[start]

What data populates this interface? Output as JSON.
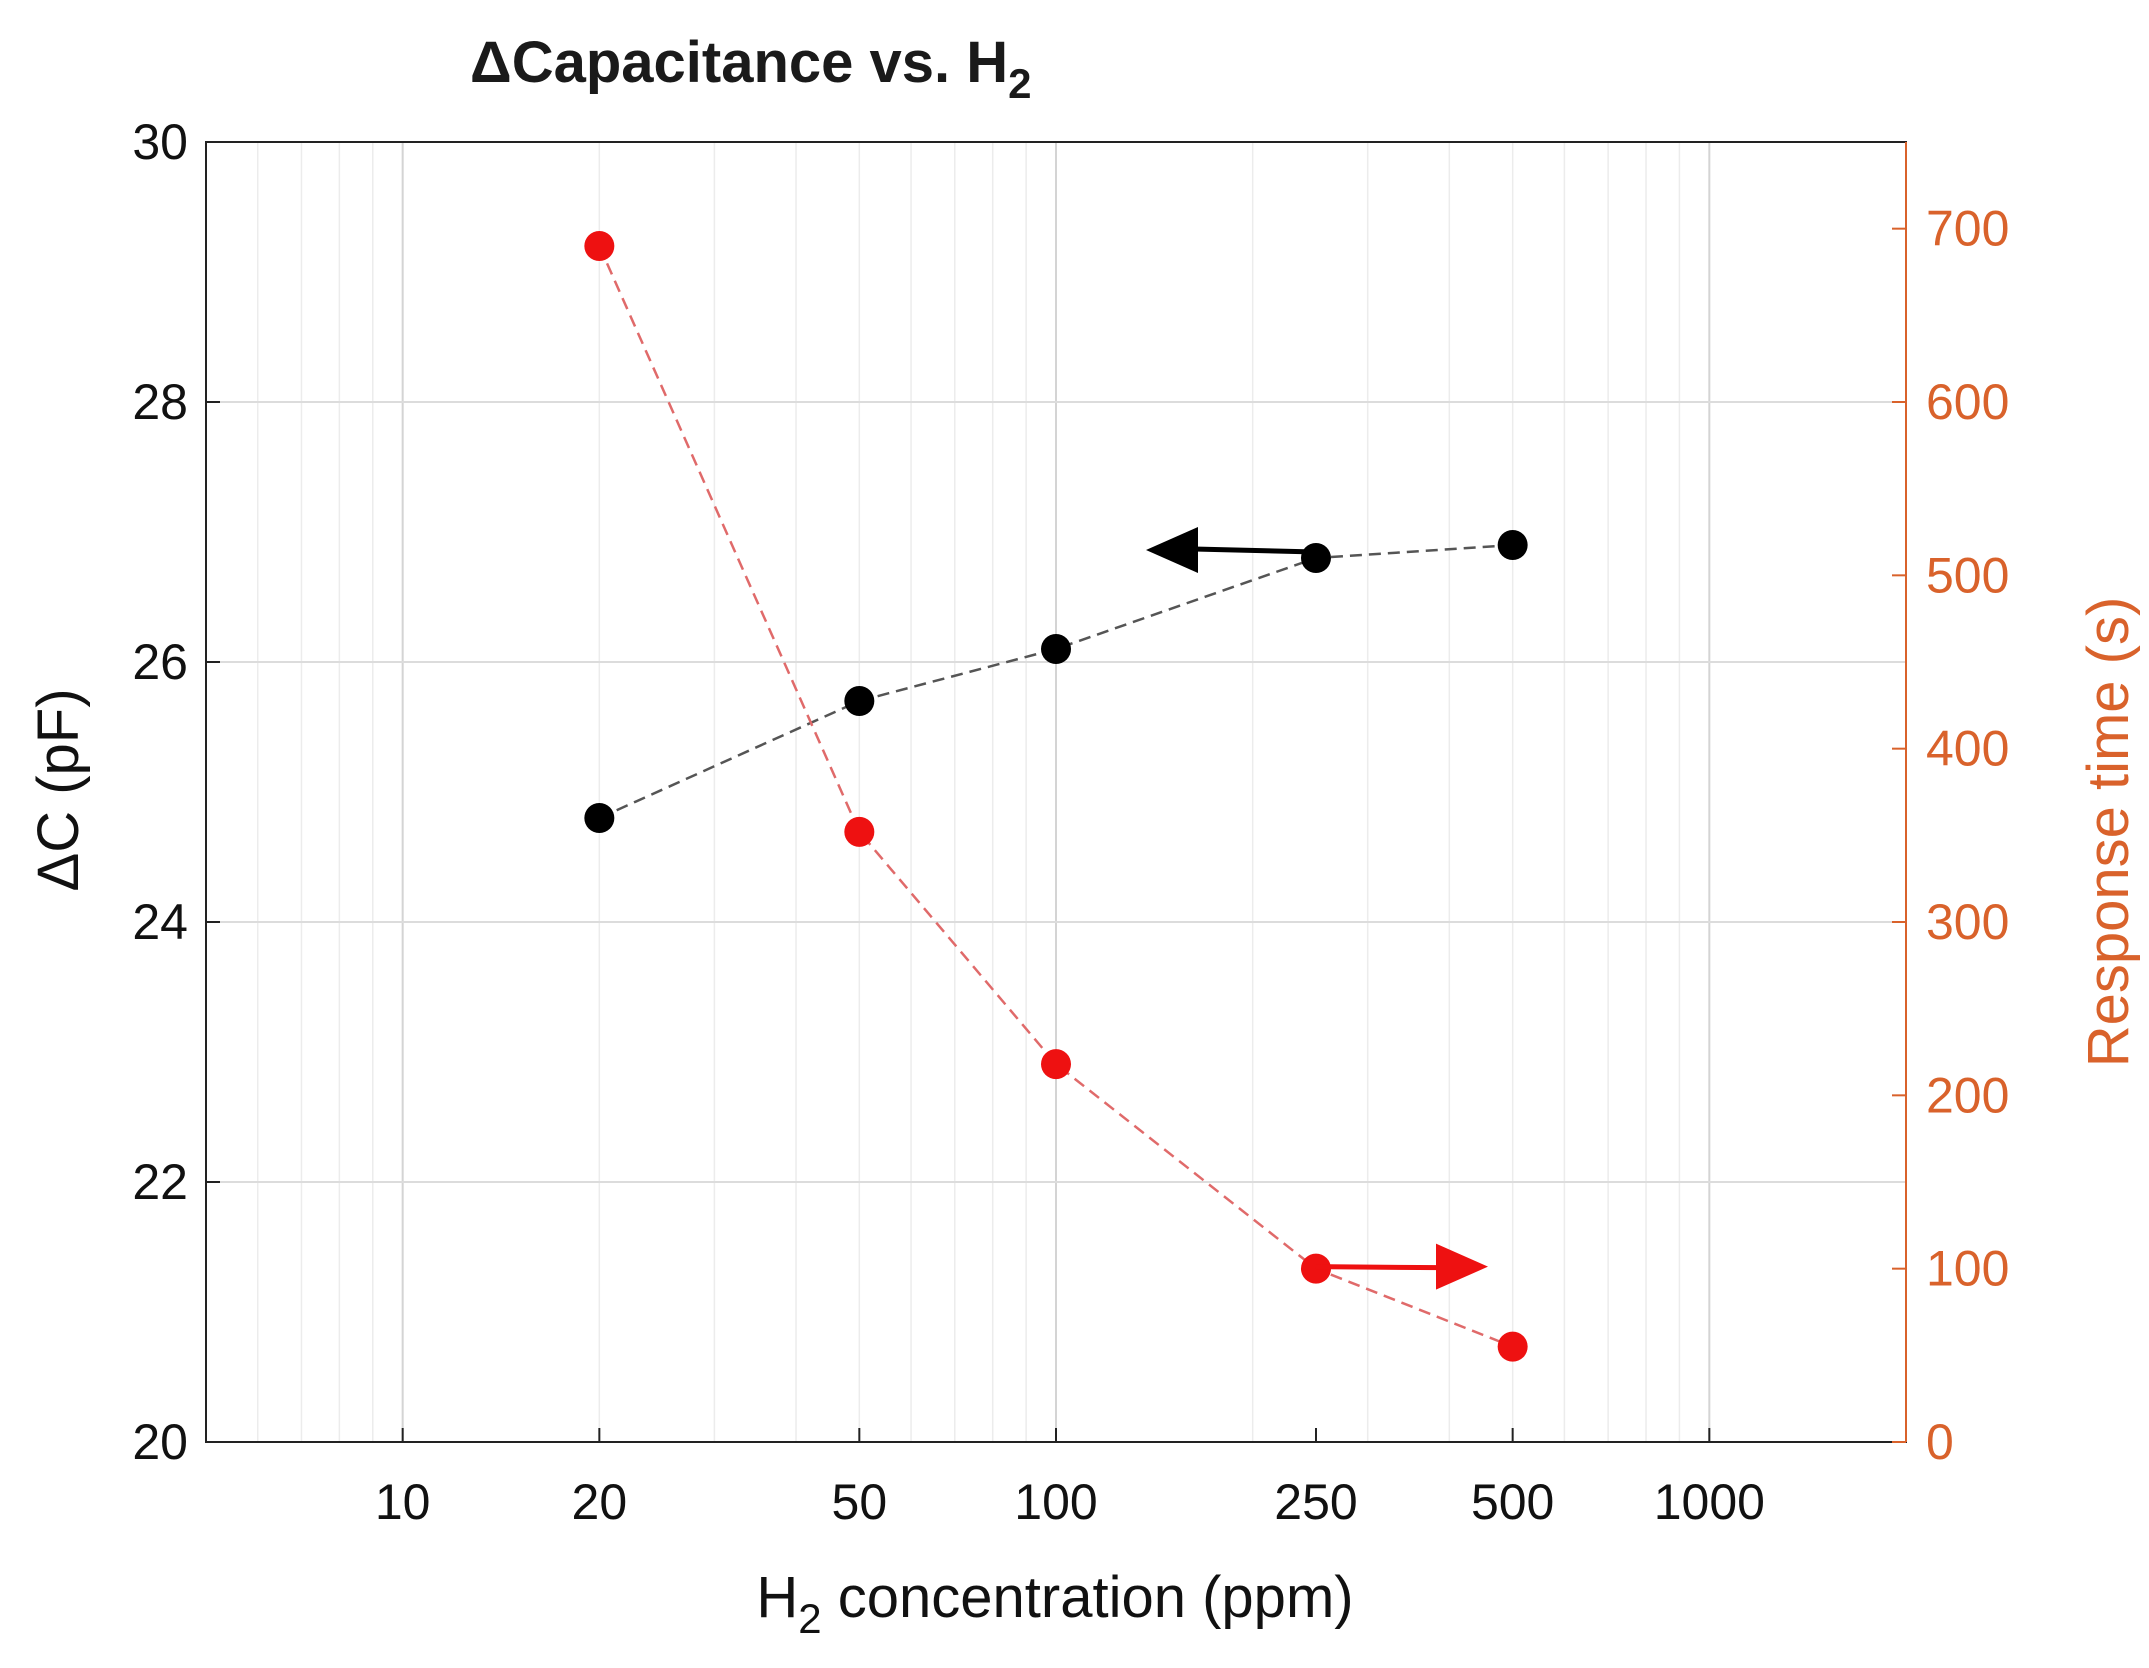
{
  "chart_data": {
    "type": "scatter",
    "title": {
      "prefix": "ΔCapacitance vs. H",
      "subscript": "2"
    },
    "xlabel": {
      "prefix": "H",
      "subscript": "2",
      "suffix": " concentration (ppm)"
    },
    "ylabel_left": "ΔC (pF)",
    "ylabel_right": "Response time (s)",
    "x_scale": "log",
    "xlim": [
      5,
      2000
    ],
    "ylim_left": [
      20,
      30
    ],
    "ylim_right": [
      0,
      750
    ],
    "x_ticks": [
      10,
      20,
      50,
      100,
      250,
      500,
      1000
    ],
    "x_tick_labels": [
      "10",
      "20",
      "50",
      "100",
      "250",
      "500",
      "1000"
    ],
    "y_left_ticks": [
      20,
      22,
      24,
      26,
      28,
      30
    ],
    "y_left_tick_labels": [
      "20",
      "22",
      "24",
      "26",
      "28",
      "30"
    ],
    "y_right_ticks": [
      0,
      100,
      200,
      300,
      400,
      500,
      600,
      700
    ],
    "y_right_tick_labels": [
      "0",
      "100",
      "200",
      "300",
      "400",
      "500",
      "600",
      "700"
    ],
    "grid": true,
    "series": [
      {
        "name": "ΔC",
        "axis": "left",
        "color": "#000000",
        "line_style": "dashed",
        "line_color": "#555555",
        "x": [
          20,
          50,
          100,
          250,
          500
        ],
        "y": [
          24.8,
          25.7,
          26.1,
          26.8,
          26.9
        ]
      },
      {
        "name": "Response time",
        "axis": "right",
        "color": "#ee1111",
        "line_style": "dashed",
        "line_color": "#e06a6a",
        "x": [
          20,
          50,
          100,
          250,
          500
        ],
        "y": [
          690,
          352,
          218,
          100,
          55
        ]
      }
    ],
    "annotations": [
      {
        "type": "arrow",
        "direction": "left",
        "series": "ΔC",
        "color": "#000000"
      },
      {
        "type": "arrow",
        "direction": "right",
        "series": "Response time",
        "color": "#ee1111"
      }
    ]
  }
}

[end]

-- Short problem --
Transcribe the records above verbatim. Do not carry over any picture.

-- Exercise output --
What data populates this interface? Output as JSON.
{
  "chart_data": {
    "type": "scatter",
    "title": {
      "prefix": "ΔCapacitance vs. H",
      "subscript": "2"
    },
    "xlabel": {
      "prefix": "H",
      "subscript": "2",
      "suffix": " concentration (ppm)"
    },
    "ylabel_left": "ΔC (pF)",
    "ylabel_right": "Response time (s)",
    "x_scale": "log",
    "xlim": [
      5,
      2000
    ],
    "ylim_left": [
      20,
      30
    ],
    "ylim_right": [
      0,
      750
    ],
    "x_ticks": [
      10,
      20,
      50,
      100,
      250,
      500,
      1000
    ],
    "x_tick_labels": [
      "10",
      "20",
      "50",
      "100",
      "250",
      "500",
      "1000"
    ],
    "y_left_ticks": [
      20,
      22,
      24,
      26,
      28,
      30
    ],
    "y_left_tick_labels": [
      "20",
      "22",
      "24",
      "26",
      "28",
      "30"
    ],
    "y_right_ticks": [
      0,
      100,
      200,
      300,
      400,
      500,
      600,
      700
    ],
    "y_right_tick_labels": [
      "0",
      "100",
      "200",
      "300",
      "400",
      "500",
      "600",
      "700"
    ],
    "grid": true,
    "series": [
      {
        "name": "ΔC",
        "axis": "left",
        "color": "#000000",
        "line_style": "dashed",
        "line_color": "#555555",
        "x": [
          20,
          50,
          100,
          250,
          500
        ],
        "y": [
          24.8,
          25.7,
          26.1,
          26.8,
          26.9
        ]
      },
      {
        "name": "Response time",
        "axis": "right",
        "color": "#ee1111",
        "line_style": "dashed",
        "line_color": "#e06a6a",
        "x": [
          20,
          50,
          100,
          250,
          500
        ],
        "y": [
          690,
          352,
          218,
          100,
          55
        ]
      }
    ],
    "annotations": [
      {
        "type": "arrow",
        "direction": "left",
        "series": "ΔC",
        "color": "#000000"
      },
      {
        "type": "arrow",
        "direction": "right",
        "series": "Response time",
        "color": "#ee1111"
      }
    ]
  }
}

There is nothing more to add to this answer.